- DATA FOR THIS EXERCISE:
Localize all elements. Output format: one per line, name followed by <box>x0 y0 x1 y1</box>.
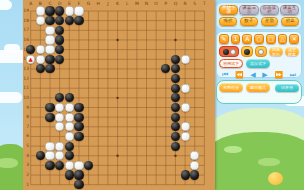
go-end-button[interactable]: ⏭ <box>290 71 296 79</box>
black-stone <box>74 113 83 122</box>
black-stone <box>171 103 180 112</box>
row-label: 9 <box>23 105 29 111</box>
black-stone <box>181 170 190 179</box>
black-stone <box>45 103 54 112</box>
black-stone <box>171 84 180 93</box>
column-label: A <box>27 1 35 7</box>
class-demo-button[interactable]: 课堂演示 <box>239 5 258 15</box>
black-stone <box>55 35 64 44</box>
black-stone <box>171 142 180 151</box>
black-stone <box>190 170 199 179</box>
row-label: 10 <box>23 95 29 101</box>
assign-homework-button[interactable]: 布置作业 <box>219 83 243 92</box>
pencil-tool-button[interactable]: ✎ <box>219 34 229 44</box>
problem-mode-button[interactable]: 题目模式 <box>246 83 270 92</box>
app-window: ABCDEFGHJKLMNOPQRST191817161514131211109… <box>0 0 304 190</box>
board-button[interactable]: 棋盘 <box>281 17 299 26</box>
black-stone <box>45 55 54 64</box>
black-stone <box>45 113 54 122</box>
enable-trial-button[interactable]: 启用试下 <box>219 59 243 68</box>
cloud <box>0 0 12 10</box>
row-label: 1 <box>23 182 29 188</box>
trial-row: 启用试下 再次试下 <box>219 59 299 68</box>
black-stone <box>74 132 83 141</box>
homework-row: 布置作业 题目模式 已开启 <box>219 83 299 92</box>
mascot-character <box>268 172 283 185</box>
black-stone <box>55 26 64 35</box>
swap-colors-button[interactable]: 切换黑白 <box>269 47 283 56</box>
triangle-mark-tool-button[interactable]: △ <box>278 34 288 44</box>
white-stone <box>74 161 83 170</box>
tools-card: ✎1A○□△✕ 切换黑白 清空棋盘 启用试下 再次试下 ⏮⏪◀▶⏩⏭ <box>216 31 302 78</box>
column-label: G <box>85 1 93 7</box>
homework-card: 布置作业 题目模式 已开启 <box>216 80 302 104</box>
square-mark-tool-button[interactable]: □ <box>266 34 276 44</box>
black-stone <box>45 64 54 73</box>
number-label-tool-button[interactable]: 1 <box>231 34 241 44</box>
column-label: Q <box>171 1 179 7</box>
white-stone <box>181 55 190 64</box>
column-label: K <box>114 1 122 7</box>
black-stone <box>74 103 83 112</box>
row-label: 16 <box>23 37 29 43</box>
row-label: 4 <box>23 153 29 159</box>
black-stone <box>65 170 74 179</box>
playback-row: ⏮⏪◀▶⏩⏭ <box>219 71 299 79</box>
column-label: H <box>94 1 102 7</box>
white-stone-icon <box>230 49 236 55</box>
last-move-triangle-marker: ▲ <box>26 55 35 64</box>
white-stone <box>36 55 45 64</box>
black-stone-icon <box>223 49 229 55</box>
white-stone: ▲ <box>26 55 35 64</box>
grass-highlight <box>0 158 18 168</box>
grass-highlight <box>224 146 242 153</box>
black-stone <box>74 180 83 189</box>
white-stone <box>181 132 190 141</box>
annotation-tools-row: ✎1A○□△✕ <box>219 34 299 44</box>
white-stone <box>65 113 74 122</box>
white-stone <box>74 6 83 15</box>
black-stone <box>74 122 83 131</box>
white-stone <box>45 45 54 54</box>
black-stone <box>171 55 180 64</box>
column-label: T <box>200 1 208 7</box>
black-stone <box>74 16 83 25</box>
black-stone <box>171 113 180 122</box>
clear-board-button[interactable]: 清空棋盘 <box>285 47 299 56</box>
cross-mark-tool-button[interactable]: ✕ <box>289 34 299 44</box>
start-class-button[interactable]: 开始上课 <box>219 5 238 15</box>
row-label: 13 <box>23 66 29 72</box>
stone-mode-row: 切换黑白 清空棋盘 <box>219 46 299 57</box>
black-stone <box>171 132 180 141</box>
black-stone <box>45 16 54 25</box>
row-label: 19 <box>23 8 29 14</box>
white-stone <box>65 161 74 170</box>
white-stone <box>65 6 74 15</box>
column-label: N <box>143 1 151 7</box>
fast-forward-button[interactable]: ⏩ <box>274 71 283 79</box>
white-stone <box>45 35 54 44</box>
row-label: 6 <box>23 133 29 139</box>
go-start-button[interactable]: ⏮ <box>222 71 228 79</box>
white-stone <box>45 151 54 160</box>
white-stone <box>181 103 190 112</box>
white-stone <box>181 122 190 131</box>
column-label: S <box>191 1 199 7</box>
black-stone <box>74 170 83 179</box>
black-stone <box>45 6 54 15</box>
go-board[interactable]: ABCDEFGHJKLMNOPQRST191817161514131211109… <box>23 0 215 190</box>
step-forward-button[interactable]: ▶ <box>262 71 267 79</box>
column-label: L <box>123 1 131 7</box>
row-label: 11 <box>23 85 29 91</box>
row-label: 17 <box>23 27 29 33</box>
class-interact-button[interactable]: 课堂互动 <box>280 5 299 15</box>
homework-toggle[interactable]: 已开启 <box>275 84 299 92</box>
row-label: 5 <box>23 143 29 149</box>
white-stone <box>45 142 54 151</box>
column-label: M <box>133 1 141 7</box>
black-stone <box>45 161 54 170</box>
black-stone <box>65 142 74 151</box>
column-label: J <box>104 1 112 7</box>
row-label: 2 <box>23 172 29 178</box>
row-label: 3 <box>23 162 29 168</box>
grass-highlight <box>258 158 280 166</box>
black-stone <box>55 55 64 64</box>
cloud <box>0 92 22 103</box>
black-stone <box>65 16 74 25</box>
white-stone <box>36 45 45 54</box>
white-stone-icon <box>258 49 264 55</box>
letter-label-tool-button[interactable]: A <box>242 34 252 44</box>
fast-rewind-button[interactable]: ⏪ <box>235 71 244 79</box>
step-back-button[interactable]: ◀ <box>250 71 255 79</box>
free-play-button[interactable]: 自由摆棋 <box>260 5 279 15</box>
white-stone <box>55 142 64 151</box>
black-stone-mode-button[interactable] <box>241 46 253 57</box>
retry-trial-button[interactable]: 再次试下 <box>246 59 270 68</box>
white-stone <box>45 26 54 35</box>
class-controls-card: 开始上课 课堂演示 自由摆棋 课堂互动 悔棋 数子 形势 棋盘 <box>216 2 302 30</box>
white-stone-mode-button[interactable] <box>255 46 267 57</box>
white-stone <box>65 103 74 112</box>
white-stone <box>55 113 64 122</box>
count-button[interactable]: 数子 <box>240 17 258 26</box>
cloud <box>4 44 20 53</box>
estimate-button[interactable]: 形势 <box>261 17 279 26</box>
row-label: 8 <box>23 114 29 120</box>
column-label: P <box>162 1 170 7</box>
row-label: 12 <box>23 76 29 82</box>
white-stone <box>181 84 190 93</box>
alternate-stones-button[interactable] <box>219 46 239 57</box>
white-stone <box>36 6 45 15</box>
column-label: O <box>152 1 160 7</box>
black-stone <box>55 6 64 15</box>
column-label: R <box>181 1 189 7</box>
black-stone-icon <box>244 49 250 55</box>
undo-move-button[interactable]: 悔棋 <box>219 17 237 26</box>
circle-mark-tool-button[interactable]: ○ <box>254 34 264 44</box>
board-action-row: 悔棋 数子 形势 棋盘 <box>219 17 299 26</box>
row-label: 18 <box>23 18 29 24</box>
class-mode-row: 开始上课 课堂演示 自由摆棋 课堂互动 <box>219 5 299 15</box>
row-label: 7 <box>23 124 29 130</box>
white-stone <box>65 132 74 141</box>
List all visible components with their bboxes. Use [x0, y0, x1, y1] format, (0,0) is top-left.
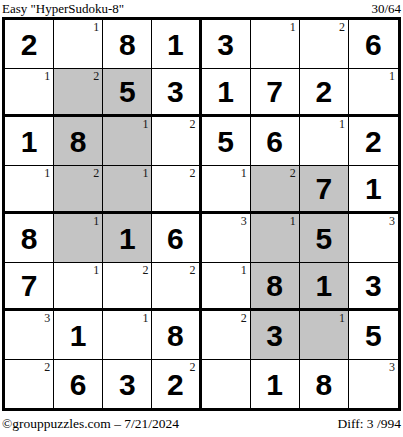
cell-r8c3: 3	[103, 360, 152, 409]
given-digit: 8	[315, 370, 332, 400]
given-digit: 7	[266, 77, 283, 107]
cell-r7c8: 5	[349, 311, 398, 360]
corner-mark: 1	[339, 118, 345, 131]
cell-r5c7: 5	[300, 214, 349, 263]
cell-r5c1: 8	[5, 214, 54, 263]
corner-mark: 1	[241, 264, 247, 277]
cell-r8c8[interactable]: 3	[349, 360, 398, 409]
cell-r7c7[interactable]: 1	[300, 311, 349, 360]
cell-r8c6: 1	[251, 360, 300, 409]
cell-r4c2[interactable]: 2	[54, 166, 103, 215]
cell-r2c8[interactable]: 1	[349, 69, 398, 118]
puzzle-page: Easy "HyperSudoku-8" 30/64 2181312612531…	[0, 0, 403, 437]
cell-r1c7[interactable]: 2	[300, 20, 349, 69]
cell-r5c6[interactable]: 1	[251, 214, 300, 263]
given-digit: 3	[119, 370, 136, 400]
given-digit: 8	[167, 321, 184, 351]
cell-r8c4: 22	[152, 360, 201, 409]
cell-r7c3[interactable]: 1	[103, 311, 152, 360]
copyright-text: ©grouppuzzles.com – 7/21/2024	[2, 416, 179, 432]
cell-r4c8: 1	[349, 166, 398, 215]
cell-r7c2: 1	[54, 311, 103, 360]
given-digit: 3	[266, 321, 283, 351]
corner-mark: 2	[190, 167, 196, 180]
corner-mark: 2	[93, 70, 99, 83]
cell-r1c4: 1	[152, 20, 201, 69]
given-digit: 5	[217, 127, 234, 157]
cell-r6c4[interactable]: 2	[152, 263, 201, 312]
cell-r2c1[interactable]: 1	[5, 69, 54, 118]
cell-r6c5[interactable]: 1	[202, 263, 251, 312]
given-digit: 5	[315, 224, 332, 254]
given-digit: 1	[217, 77, 234, 107]
cell-r3c2: 8	[54, 117, 103, 166]
cell-r7c5[interactable]: 2	[202, 311, 251, 360]
corner-mark: 1	[339, 312, 345, 325]
corner-mark: 1	[142, 312, 148, 325]
given-digit: 6	[70, 370, 87, 400]
given-digit: 1	[365, 174, 382, 204]
cell-r1c6[interactable]: 1	[251, 20, 300, 69]
given-digit: 1	[266, 370, 283, 400]
given-digit: 3	[167, 77, 184, 107]
cell-r3c8: 2	[349, 117, 398, 166]
cell-r7c1[interactable]: 3	[5, 311, 54, 360]
cell-r7c4: 8	[152, 311, 201, 360]
corner-mark: 1	[93, 215, 99, 228]
corner-mark: 2	[241, 312, 247, 325]
given-digit: 5	[119, 77, 136, 107]
cell-r4c3[interactable]: 1	[103, 166, 152, 215]
cell-r3c7[interactable]: 1	[300, 117, 349, 166]
given-digit: 5	[365, 321, 382, 351]
given-digit: 7	[21, 271, 38, 301]
cell-r6c1: 7	[5, 263, 54, 312]
puzzle-title: Easy "HyperSudoku-8"	[2, 1, 124, 16]
cell-r2c5: 1	[202, 69, 251, 118]
cell-r4c1[interactable]: 1	[5, 166, 54, 215]
cell-r1c5: 3	[202, 20, 251, 69]
cell-r3c6: 6	[251, 117, 300, 166]
cell-r3c5: 5	[202, 117, 251, 166]
cell-r5c5[interactable]: 3	[202, 214, 251, 263]
cell-r1c8: 6	[349, 20, 398, 69]
cell-r2c7: 2	[300, 69, 349, 118]
cell-r5c3: 1	[103, 214, 152, 263]
cell-r8c7: 8	[300, 360, 349, 409]
difficulty-text: Diff: 3 /994	[338, 416, 402, 432]
cell-r6c2[interactable]: 1	[54, 263, 103, 312]
corner-mark: 2	[339, 21, 345, 34]
given-digit: 8	[266, 271, 283, 301]
corner-mark: 1	[389, 70, 395, 83]
sudoku-grid: 2181312612531721181256121212127181163153…	[2, 17, 401, 411]
header: Easy "HyperSudoku-8" 30/64	[2, 0, 401, 16]
corner-mark: 1	[142, 118, 148, 131]
given-digit: 8	[21, 224, 38, 254]
corner-mark: 2	[290, 167, 296, 180]
given-digit: 2	[315, 77, 332, 107]
cell-r4c7: 7	[300, 166, 349, 215]
given-digit: 6	[266, 127, 283, 157]
corner-mark: 1	[93, 21, 99, 34]
given-digit: 6	[365, 30, 382, 60]
corner-mark: 3	[389, 215, 395, 228]
cell-r6c8: 3	[349, 263, 398, 312]
cell-r3c1: 1	[5, 117, 54, 166]
cell-r8c2: 6	[54, 360, 103, 409]
given-digit: 1	[167, 30, 184, 60]
given-digit: 6	[167, 224, 184, 254]
corner-mark: 2	[190, 361, 196, 374]
given-digit: 2	[167, 370, 184, 400]
given-digit: 2	[21, 30, 38, 60]
cell-r6c7: 1	[300, 263, 349, 312]
given-digit: 7	[315, 174, 332, 204]
progress-counter: 30/64	[371, 1, 401, 16]
cell-r5c4: 6	[152, 214, 201, 263]
corner-mark: 1	[44, 70, 50, 83]
corner-mark: 2	[93, 167, 99, 180]
cell-r3c3[interactable]: 1	[103, 117, 152, 166]
corner-mark: 3	[44, 312, 50, 325]
cell-r4c6[interactable]: 2	[251, 166, 300, 215]
cell-r3c4[interactable]: 2	[152, 117, 201, 166]
cell-r8c5[interactable]	[202, 360, 251, 409]
cell-r2c4: 3	[152, 69, 201, 118]
given-digit: 8	[70, 127, 87, 157]
corner-mark: 1	[241, 167, 247, 180]
corner-mark: 1	[44, 167, 50, 180]
corner-mark: 2	[190, 118, 196, 131]
cell-r6c3[interactable]: 2	[103, 263, 152, 312]
given-digit: 8	[119, 30, 136, 60]
given-digit: 1	[21, 127, 38, 157]
corner-mark: 2	[190, 264, 196, 277]
given-digit: 1	[315, 271, 332, 301]
given-digit: 1	[119, 224, 136, 254]
cell-r2c3: 5	[103, 69, 152, 118]
given-digit: 1	[70, 321, 87, 351]
cell-r4c4[interactable]: 2	[152, 166, 201, 215]
corner-mark: 1	[290, 21, 296, 34]
cell-r2c6: 7	[251, 69, 300, 118]
given-digit: 3	[365, 271, 382, 301]
corner-mark: 3	[241, 215, 247, 228]
footer: ©grouppuzzles.com – 7/21/2024 Diff: 3 /9…	[2, 416, 401, 434]
corner-mark: 2	[44, 361, 50, 374]
cell-r4c5[interactable]: 1	[202, 166, 251, 215]
corner-mark: 1	[290, 215, 296, 228]
cell-r6c6: 8	[251, 263, 300, 312]
cell-r1c3: 8	[103, 20, 152, 69]
cell-r1c1: 2	[5, 20, 54, 69]
cell-r2c2[interactable]: 2	[54, 69, 103, 118]
cell-r8c1[interactable]: 2	[5, 360, 54, 409]
cell-r5c2[interactable]: 1	[54, 214, 103, 263]
cell-r7c6: 3	[251, 311, 300, 360]
given-digit: 3	[217, 30, 234, 60]
corner-mark: 1	[142, 167, 148, 180]
corner-mark: 2	[142, 264, 148, 277]
cell-r1c2[interactable]: 1	[54, 20, 103, 69]
corner-mark: 3	[389, 361, 395, 374]
cell-r5c8[interactable]: 3	[349, 214, 398, 263]
given-digit: 2	[365, 127, 382, 157]
corner-mark: 1	[93, 264, 99, 277]
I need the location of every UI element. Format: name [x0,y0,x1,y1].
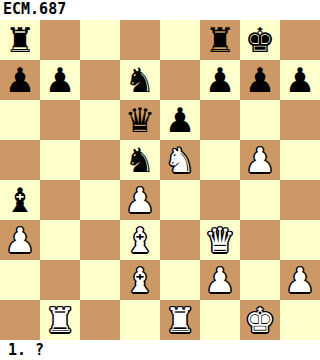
square-h2[interactable]: ♟ [280,260,320,300]
square-a2[interactable] [0,260,40,300]
black-knight[interactable]: ♞ [125,63,155,97]
square-g8[interactable]: ♚ [240,20,280,60]
square-b7[interactable]: ♟ [40,60,80,100]
square-d8[interactable] [120,20,160,60]
square-d6[interactable]: ♛ [120,100,160,140]
square-b6[interactable] [40,100,80,140]
square-f4[interactable] [200,180,240,220]
square-e3[interactable] [160,220,200,260]
white-queen[interactable]: ♛ [205,223,235,257]
square-a5[interactable] [0,140,40,180]
square-e4[interactable] [160,180,200,220]
square-a6[interactable] [0,100,40,140]
white-pawn[interactable]: ♟ [245,143,275,177]
square-g5[interactable]: ♟ [240,140,280,180]
square-c5[interactable] [80,140,120,180]
black-queen[interactable]: ♛ [125,103,155,137]
square-h1[interactable] [280,300,320,340]
white-king[interactable]: ♚ [245,303,275,337]
black-pawn[interactable]: ♟ [285,63,315,97]
square-f7[interactable]: ♟ [200,60,240,100]
white-rook[interactable]: ♜ [165,303,195,337]
black-pawn[interactable]: ♟ [165,103,195,137]
square-d1[interactable] [120,300,160,340]
square-b1[interactable]: ♜ [40,300,80,340]
black-bishop[interactable]: ♝ [5,183,35,217]
black-pawn[interactable]: ♟ [45,63,75,97]
square-e2[interactable] [160,260,200,300]
square-e5[interactable]: ♞ [160,140,200,180]
black-pawn[interactable]: ♟ [245,63,275,97]
square-a3[interactable]: ♟ [0,220,40,260]
square-f3[interactable]: ♛ [200,220,240,260]
square-h8[interactable] [280,20,320,60]
square-g3[interactable] [240,220,280,260]
square-a1[interactable] [0,300,40,340]
move-prompt: 1. ? [0,340,320,360]
square-c3[interactable] [80,220,120,260]
square-e6[interactable]: ♟ [160,100,200,140]
black-pawn[interactable]: ♟ [5,63,35,97]
white-bishop[interactable]: ♝ [125,223,155,257]
square-b3[interactable] [40,220,80,260]
white-pawn[interactable]: ♟ [5,223,35,257]
square-g2[interactable] [240,260,280,300]
square-e7[interactable] [160,60,200,100]
square-g6[interactable] [240,100,280,140]
white-pawn[interactable]: ♟ [205,263,235,297]
square-h3[interactable] [280,220,320,260]
square-a8[interactable]: ♜ [0,20,40,60]
square-c6[interactable] [80,100,120,140]
square-f6[interactable] [200,100,240,140]
square-c8[interactable] [80,20,120,60]
square-h6[interactable] [280,100,320,140]
black-king[interactable]: ♚ [245,23,275,57]
square-f5[interactable] [200,140,240,180]
chess-board: ♜♜♚♟♟♞♟♟♟♛♟♞♞♟♝♟♟♝♛♝♟♟♜♜♚ [0,20,320,340]
square-b5[interactable] [40,140,80,180]
square-h5[interactable] [280,140,320,180]
square-a7[interactable]: ♟ [0,60,40,100]
square-c1[interactable] [80,300,120,340]
white-pawn[interactable]: ♟ [285,263,315,297]
black-rook[interactable]: ♜ [205,23,235,57]
square-g1[interactable]: ♚ [240,300,280,340]
white-pawn[interactable]: ♟ [125,183,155,217]
white-knight[interactable]: ♞ [165,143,195,177]
square-c4[interactable] [80,180,120,220]
black-rook[interactable]: ♜ [5,23,35,57]
square-d5[interactable]: ♞ [120,140,160,180]
square-b4[interactable] [40,180,80,220]
white-rook[interactable]: ♜ [45,303,75,337]
square-d7[interactable]: ♞ [120,60,160,100]
square-g4[interactable] [240,180,280,220]
square-f8[interactable]: ♜ [200,20,240,60]
square-h4[interactable] [280,180,320,220]
black-knight[interactable]: ♞ [125,143,155,177]
square-d3[interactable]: ♝ [120,220,160,260]
square-d4[interactable]: ♟ [120,180,160,220]
black-pawn[interactable]: ♟ [205,63,235,97]
square-d2[interactable]: ♝ [120,260,160,300]
square-e1[interactable]: ♜ [160,300,200,340]
white-bishop[interactable]: ♝ [125,263,155,297]
square-c2[interactable] [80,260,120,300]
square-e8[interactable] [160,20,200,60]
square-f1[interactable] [200,300,240,340]
square-g7[interactable]: ♟ [240,60,280,100]
square-b8[interactable] [40,20,80,60]
square-f2[interactable]: ♟ [200,260,240,300]
puzzle-id-label: ECM.687 [0,0,320,20]
square-c7[interactable] [80,60,120,100]
chess-diagram-window: ECM.687 ♜♜♚♟♟♞♟♟♟♛♟♞♞♟♝♟♟♝♛♝♟♟♜♜♚ 1. ? [0,0,320,360]
square-b2[interactable] [40,260,80,300]
square-a4[interactable]: ♝ [0,180,40,220]
square-h7[interactable]: ♟ [280,60,320,100]
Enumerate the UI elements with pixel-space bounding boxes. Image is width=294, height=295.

- WHAT IS BEING ASKED: Between the lines holding "square-h2[interactable]: ♟ [280,260,320,300]" and "square-h3[interactable] [280,220,320,260]", inclusive, arrange the rows as a Markdown table with the columns Nr and Value, numbering each row and skipping blank lines.

- OUTPUT BELOW:
| Nr | Value |
|---|---|
| 1 | square-h2[interactable]: ♟ [280,260,320,300] |
| 2 | square-a2[interactable] [0,260,40,300] |
| 3 | black-knight[interactable]: ♞ [125,63,155,97] |
| 4 | square-g8[interactable]: ♚ [240,20,280,60] |
| 5 | square-b7[interactable]: ♟ [40,60,80,100] |
| 6 | square-d8[interactable] [120,20,160,60] |
| 7 | square-d6[interactable]: ♛ [120,100,160,140] |
| 8 | square-b6[interactable] [40,100,80,140] |
| 9 | square-f4[interactable] [200,180,240,220] |
| 10 | square-e3[interactable] [160,220,200,260] |
| 11 | white-queen[interactable]: ♛ [205,223,235,257] |
| 12 | square-a5[interactable] [0,140,40,180] |
| 13 | square-e4[interactable] [160,180,200,220] |
| 14 | square-a6[interactable] [0,100,40,140] |
| 15 | white-pawn[interactable]: ♟ [245,143,275,177] |
| 16 | square-g5[interactable]: ♟ [240,140,280,180] |
| 17 | square-c5[interactable] [80,140,120,180] |
| 18 | black-queen[interactable]: ♛ [125,103,155,137] |
| 19 | square-h1[interactable] [280,300,320,340] |
| 20 | white-king[interactable]: ♚ [245,303,275,337] |
| 21 | black-pawn[interactable]: ♟ [285,63,315,97] |
| 22 | square-f7[interactable]: ♟ [200,60,240,100] |
| 23 | white-rook[interactable]: ♜ [165,303,195,337] |
| 24 | black-pawn[interactable]: ♟ [165,103,195,137] |
| 25 | square-d1[interactable] [120,300,160,340] |
| 26 | square-b1[interactable]: ♜ [40,300,80,340] |
| 27 | black-bishop[interactable]: ♝ [5,183,35,217] |
| 28 | black-pawn[interactable]: ♟ [45,63,75,97] |
| 29 | square-e2[interactable] [160,260,200,300] |
| 30 | square-e5[interactable]: ♞ [160,140,200,180] |
| 31 | black-pawn[interactable]: ♟ [245,63,275,97] |
| 32 | square-a3[interactable]: ♟ [0,220,40,260] |
| 33 | square-f3[interactable]: ♛ [200,220,240,260] |
| 34 | square-h8[interactable] [280,20,320,60] |
| 35 | square-g3[interactable] [240,220,280,260] |
| 36 | square-a1[interactable] [0,300,40,340] |
| 37 | move-prompt: 1. ? [0,340,320,360] |
| 38 | square-c3[interactable] [80,220,120,260] |
| 39 | square-e6[interactable]: ♟ [160,100,200,140] |
| 40 | black-pawn[interactable]: ♟ [5,63,35,97] |
| 41 | white-bishop[interactable]: ♝ [125,223,155,257] |
| 42 | square-b3[interactable] [40,220,80,260] |
| 43 | white-pawn[interactable]: ♟ [5,223,35,257] |
| 44 | square-g2[interactable] [240,260,280,300] |
| 45 | square-e7[interactable] [160,60,200,100] |
| 46 | square-g6[interactable] [240,100,280,140] |
| 47 | white-pawn[interactable]: ♟ [205,263,235,297] |
| 48 | square-h3[interactable] [280,220,320,260] |